*ENTRIES*.
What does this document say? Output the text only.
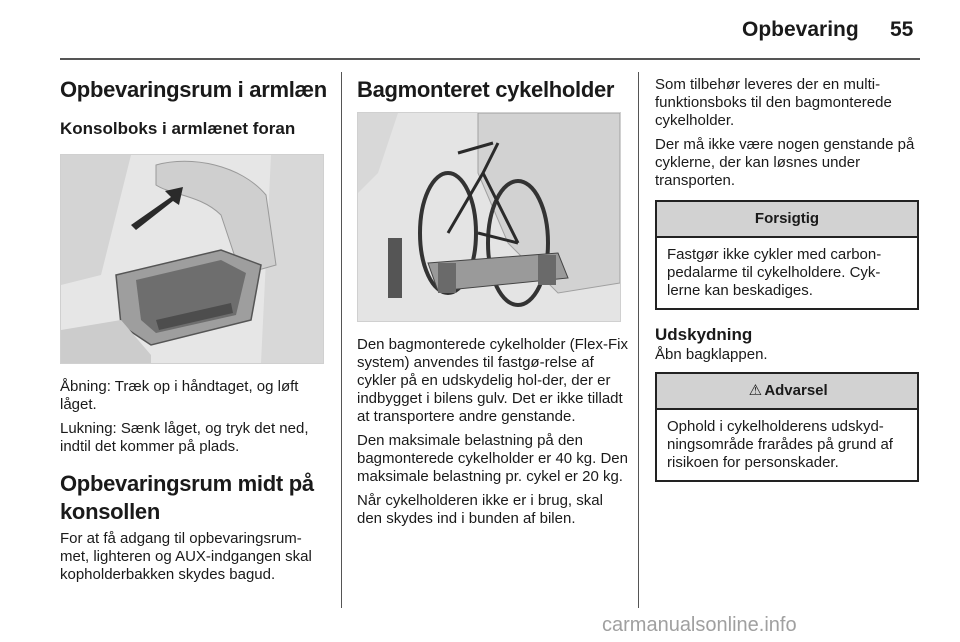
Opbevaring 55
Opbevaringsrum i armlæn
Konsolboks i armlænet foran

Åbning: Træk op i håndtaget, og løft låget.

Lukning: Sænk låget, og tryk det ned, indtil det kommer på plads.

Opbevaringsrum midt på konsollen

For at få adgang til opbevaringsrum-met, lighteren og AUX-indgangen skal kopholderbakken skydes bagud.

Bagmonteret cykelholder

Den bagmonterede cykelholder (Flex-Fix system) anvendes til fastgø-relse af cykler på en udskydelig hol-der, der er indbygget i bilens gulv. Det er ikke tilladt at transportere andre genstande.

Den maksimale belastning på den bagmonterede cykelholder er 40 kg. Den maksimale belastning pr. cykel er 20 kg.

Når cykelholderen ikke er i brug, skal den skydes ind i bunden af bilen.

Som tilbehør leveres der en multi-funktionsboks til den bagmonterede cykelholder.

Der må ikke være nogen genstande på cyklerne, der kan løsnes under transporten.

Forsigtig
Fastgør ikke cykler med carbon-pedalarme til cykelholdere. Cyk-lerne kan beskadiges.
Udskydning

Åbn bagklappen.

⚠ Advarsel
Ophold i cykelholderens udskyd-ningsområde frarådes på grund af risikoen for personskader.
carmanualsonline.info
...
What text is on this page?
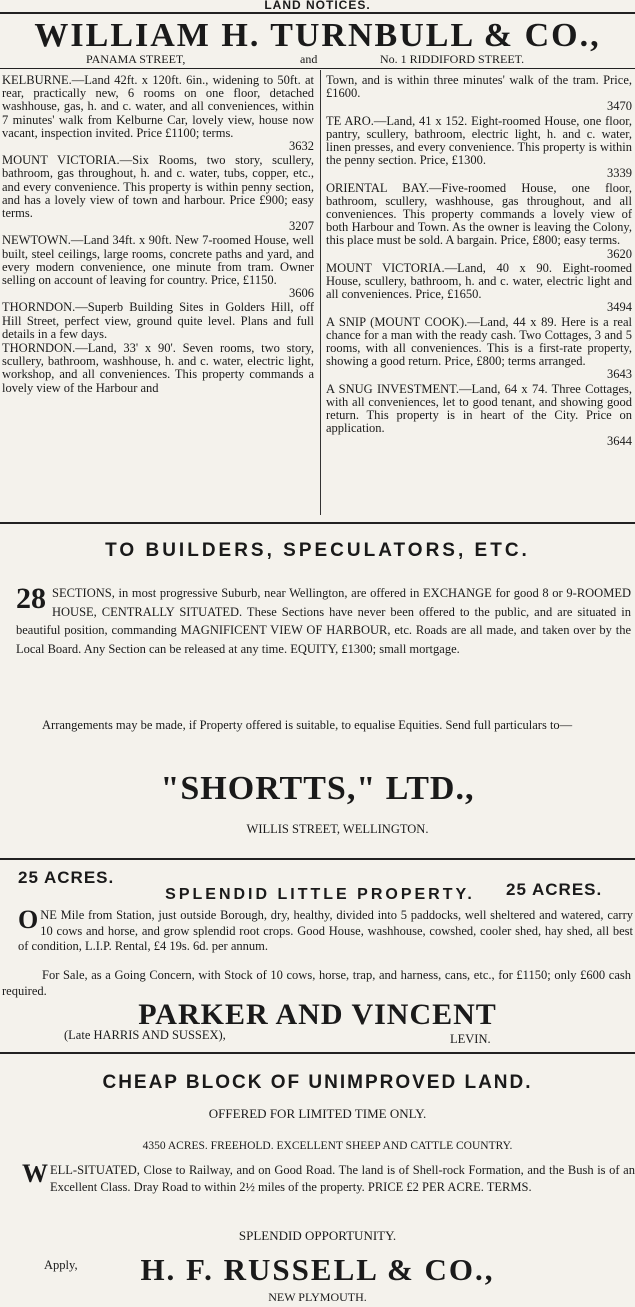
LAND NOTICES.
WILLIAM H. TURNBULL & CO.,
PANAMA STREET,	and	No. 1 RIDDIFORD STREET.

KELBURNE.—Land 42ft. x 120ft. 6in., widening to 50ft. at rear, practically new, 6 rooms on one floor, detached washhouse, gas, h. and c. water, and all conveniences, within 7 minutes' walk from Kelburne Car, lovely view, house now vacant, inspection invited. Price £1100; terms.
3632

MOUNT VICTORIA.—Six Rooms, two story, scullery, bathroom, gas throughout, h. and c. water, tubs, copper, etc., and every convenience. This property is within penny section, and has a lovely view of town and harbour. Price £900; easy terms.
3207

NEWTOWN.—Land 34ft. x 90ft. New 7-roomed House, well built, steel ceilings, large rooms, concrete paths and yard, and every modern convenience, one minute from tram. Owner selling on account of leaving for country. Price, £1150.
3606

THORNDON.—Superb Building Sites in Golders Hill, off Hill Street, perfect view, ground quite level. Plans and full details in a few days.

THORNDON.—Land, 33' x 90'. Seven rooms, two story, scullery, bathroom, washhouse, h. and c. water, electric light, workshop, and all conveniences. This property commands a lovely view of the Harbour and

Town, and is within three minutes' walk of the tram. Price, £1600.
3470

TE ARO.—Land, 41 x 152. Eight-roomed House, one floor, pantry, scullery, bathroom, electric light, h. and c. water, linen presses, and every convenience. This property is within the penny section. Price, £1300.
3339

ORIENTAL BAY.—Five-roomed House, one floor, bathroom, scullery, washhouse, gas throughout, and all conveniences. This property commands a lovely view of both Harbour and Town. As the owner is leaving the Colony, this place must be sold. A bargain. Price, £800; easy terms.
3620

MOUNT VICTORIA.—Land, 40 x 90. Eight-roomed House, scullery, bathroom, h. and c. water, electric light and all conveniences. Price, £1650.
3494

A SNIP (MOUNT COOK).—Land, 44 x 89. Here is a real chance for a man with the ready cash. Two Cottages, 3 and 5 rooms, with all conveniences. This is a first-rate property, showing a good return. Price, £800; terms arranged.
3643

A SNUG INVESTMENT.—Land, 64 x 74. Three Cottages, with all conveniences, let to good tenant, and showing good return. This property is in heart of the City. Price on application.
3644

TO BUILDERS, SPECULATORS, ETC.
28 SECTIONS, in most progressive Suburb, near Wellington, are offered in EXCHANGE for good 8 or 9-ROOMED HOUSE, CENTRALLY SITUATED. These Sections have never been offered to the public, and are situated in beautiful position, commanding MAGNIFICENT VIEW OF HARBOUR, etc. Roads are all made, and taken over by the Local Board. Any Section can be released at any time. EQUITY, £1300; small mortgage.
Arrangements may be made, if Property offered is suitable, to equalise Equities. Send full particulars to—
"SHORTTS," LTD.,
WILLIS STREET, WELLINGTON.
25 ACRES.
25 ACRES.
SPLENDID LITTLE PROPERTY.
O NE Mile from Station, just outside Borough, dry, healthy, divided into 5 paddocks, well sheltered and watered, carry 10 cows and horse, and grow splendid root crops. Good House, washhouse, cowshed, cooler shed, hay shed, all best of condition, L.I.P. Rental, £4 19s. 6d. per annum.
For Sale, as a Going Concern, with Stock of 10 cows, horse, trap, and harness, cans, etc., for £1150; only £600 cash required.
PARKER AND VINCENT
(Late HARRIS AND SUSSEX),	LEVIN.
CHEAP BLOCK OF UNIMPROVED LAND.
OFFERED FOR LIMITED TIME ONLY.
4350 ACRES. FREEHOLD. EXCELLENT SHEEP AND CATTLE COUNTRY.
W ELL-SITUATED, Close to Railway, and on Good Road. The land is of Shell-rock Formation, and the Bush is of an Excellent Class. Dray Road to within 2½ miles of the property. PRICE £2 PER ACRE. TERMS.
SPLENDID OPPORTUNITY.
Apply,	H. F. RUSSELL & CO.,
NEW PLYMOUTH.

*PROBLEM TO WORK ON*. Pick out all lines containing the string "genstande".

*SOLUTION TO THIS EXERCISE*.
Den bagmonterede cykelholder (Flex-Fix system) anvendes til fastgø-relse af cykler på en udskydelig hol-der, der er indbygget i bilens gulv. Det er ikke tilladt at transportere andre genstande.
Der må ikke være nogen genstande på cyklerne, der kan løsnes under transporten.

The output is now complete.